- **Exercise**
Go through the records underneath and write each one out again exactly.

- **Data to process**

>> START

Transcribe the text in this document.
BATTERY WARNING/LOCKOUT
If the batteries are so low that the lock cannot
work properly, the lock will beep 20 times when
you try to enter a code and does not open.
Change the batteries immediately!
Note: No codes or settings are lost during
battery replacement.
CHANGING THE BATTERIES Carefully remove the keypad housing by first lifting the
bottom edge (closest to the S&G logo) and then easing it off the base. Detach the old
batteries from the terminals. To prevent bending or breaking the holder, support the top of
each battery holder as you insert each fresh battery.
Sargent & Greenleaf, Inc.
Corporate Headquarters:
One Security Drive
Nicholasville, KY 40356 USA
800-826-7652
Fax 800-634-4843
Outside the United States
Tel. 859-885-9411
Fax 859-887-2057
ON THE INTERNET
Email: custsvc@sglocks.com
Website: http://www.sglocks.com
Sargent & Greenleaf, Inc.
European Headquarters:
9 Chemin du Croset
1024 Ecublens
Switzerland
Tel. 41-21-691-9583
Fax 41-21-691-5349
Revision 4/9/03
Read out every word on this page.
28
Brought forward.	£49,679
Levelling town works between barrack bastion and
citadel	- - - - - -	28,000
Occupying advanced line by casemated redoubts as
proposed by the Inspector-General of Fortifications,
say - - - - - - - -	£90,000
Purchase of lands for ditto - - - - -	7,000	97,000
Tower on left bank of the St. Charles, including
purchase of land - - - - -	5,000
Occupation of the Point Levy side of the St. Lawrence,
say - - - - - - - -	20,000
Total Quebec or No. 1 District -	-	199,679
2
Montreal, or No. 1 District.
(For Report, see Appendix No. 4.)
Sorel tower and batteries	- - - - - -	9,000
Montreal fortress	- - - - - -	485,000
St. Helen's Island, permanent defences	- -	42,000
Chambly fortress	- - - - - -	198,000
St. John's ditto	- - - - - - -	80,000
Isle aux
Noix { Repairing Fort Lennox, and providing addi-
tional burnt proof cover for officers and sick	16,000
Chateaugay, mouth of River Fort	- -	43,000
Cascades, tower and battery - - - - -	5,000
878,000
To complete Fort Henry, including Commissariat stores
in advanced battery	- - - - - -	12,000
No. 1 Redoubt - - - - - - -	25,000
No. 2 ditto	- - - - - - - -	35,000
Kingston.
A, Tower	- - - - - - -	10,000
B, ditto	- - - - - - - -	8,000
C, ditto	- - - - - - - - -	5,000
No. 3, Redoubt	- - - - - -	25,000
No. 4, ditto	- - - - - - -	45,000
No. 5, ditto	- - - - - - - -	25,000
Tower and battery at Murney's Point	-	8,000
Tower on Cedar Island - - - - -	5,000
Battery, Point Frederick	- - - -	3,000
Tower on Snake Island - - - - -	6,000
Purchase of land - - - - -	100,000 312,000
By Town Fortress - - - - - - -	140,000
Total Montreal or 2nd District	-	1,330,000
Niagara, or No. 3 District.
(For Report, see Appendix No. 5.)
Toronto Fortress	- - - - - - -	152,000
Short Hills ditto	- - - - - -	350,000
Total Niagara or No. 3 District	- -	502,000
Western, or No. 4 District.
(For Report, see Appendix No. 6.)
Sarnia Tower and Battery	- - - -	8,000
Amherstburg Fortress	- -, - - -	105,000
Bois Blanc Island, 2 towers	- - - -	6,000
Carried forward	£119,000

>> END

- **Task result**
Transcribe the text in this document.
BATTERY WARNING/LOCKOUT
If the batteries are so low that the lock cannot
work properly, the lock will beep 20 times when
you try to enter a code and does not open.
Change the batteries immediately!
Note: No codes or settings are lost during
battery replacement.
CHANGING THE BATTERIES Carefully remove the keypad housing by first lifting the
bottom edge (closest to the S&G logo) and then easing it off the base. Detach the old
batteries from the terminals. To prevent bending or breaking the holder, support the top of
each battery holder as you insert each fresh battery.
Sargent & Greenleaf, Inc.
Corporate Headquarters:
One Security Drive
Nicholasville, KY 40356 USA
800-826-7652
Fax 800-634-4843
Outside the United States
Tel. 859-885-9411
Fax 859-887-2057
ON THE INTERNET
Email: custsvc@sglocks.com
Website: http://www.sglocks.com
Sargent & Greenleaf, Inc.
European Headquarters:
9 Chemin du Croset
1024 Ecublens
Switzerland
Tel. 41-21-691-9583
Fax 41-21-691-5349
Revision 4/9/03
Read out every word on this page.
28
Brought forward.	£49,679
Levelling town works between barrack bastion and
citadel	- - - - - -	28,000
Occupying advanced line by casemated redoubts as
proposed by the Inspector-General of Fortifications,
say - - - - - - - -	£90,000
Purchase of lands for ditto - - - - -	7,000	97,000
Tower on left bank of the St. Charles, including
purchase of land - - - - -	5,000
Occupation of the Point Levy side of the St. Lawrence,
say - - - - - - - -	20,000
Total Quebec or No. 1 District -	-	199,679
2
Montreal, or No. 1 District.
(For Report, see Appendix No. 4.)
Sorel tower and batteries	- - - - - -	9,000
Montreal fortress	- - - - - -	485,000
St. Helen's Island, permanent defences	- -	42,000
Chambly fortress	- - - - - -	198,000
St. John's ditto	- - - - - - -	80,000
Isle aux
Noix { Repairing Fort Lennox, and providing addi-
tional burnt proof cover for officers and sick	16,000
Chateaugay, mouth of River Fort	- -	43,000
Cascades, tower and battery - - - - -	5,000
878,000
To complete Fort Henry, including Commissariat stores
in advanced battery	- - - - - -	12,000
No. 1 Redoubt - - - - - - -	25,000
No. 2 ditto	- - - - - - - -	35,000
Kingston.
A, Tower	- - - - - - -	10,000
B, ditto	- - - - - - - -	8,000
C, ditto	- - - - - - - - -	5,000
No. 3, Redoubt	- - - - - -	25,000
No. 4, ditto	- - - - - - -	45,000
No. 5, ditto	- - - - - - - -	25,000
Tower and battery at Murney's Point	-	8,000
Tower on Cedar Island - - - - -	5,000
Battery, Point Frederick	- - - -	3,000
Tower on Snake Island - - - - -	6,000
Purchase of land - - - - -	100,000 312,000
By Town Fortress - - - - - - -	140,000
Total Montreal or 2nd District	-	1,330,000
Niagara, or No. 3 District.
(For Report, see Appendix No. 5.)
Toronto Fortress	- - - - - - -	152,000
Short Hills ditto	- - - - - -	350,000
Total Niagara or No. 3 District	- -	502,000
Western, or No. 4 District.
(For Report, see Appendix No. 6.)
Sarnia Tower and Battery	- - - -	8,000
Amherstburg Fortress	- -, - - -	105,000
Bois Blanc Island, 2 towers	- - - -	6,000
Carried forward	£119,000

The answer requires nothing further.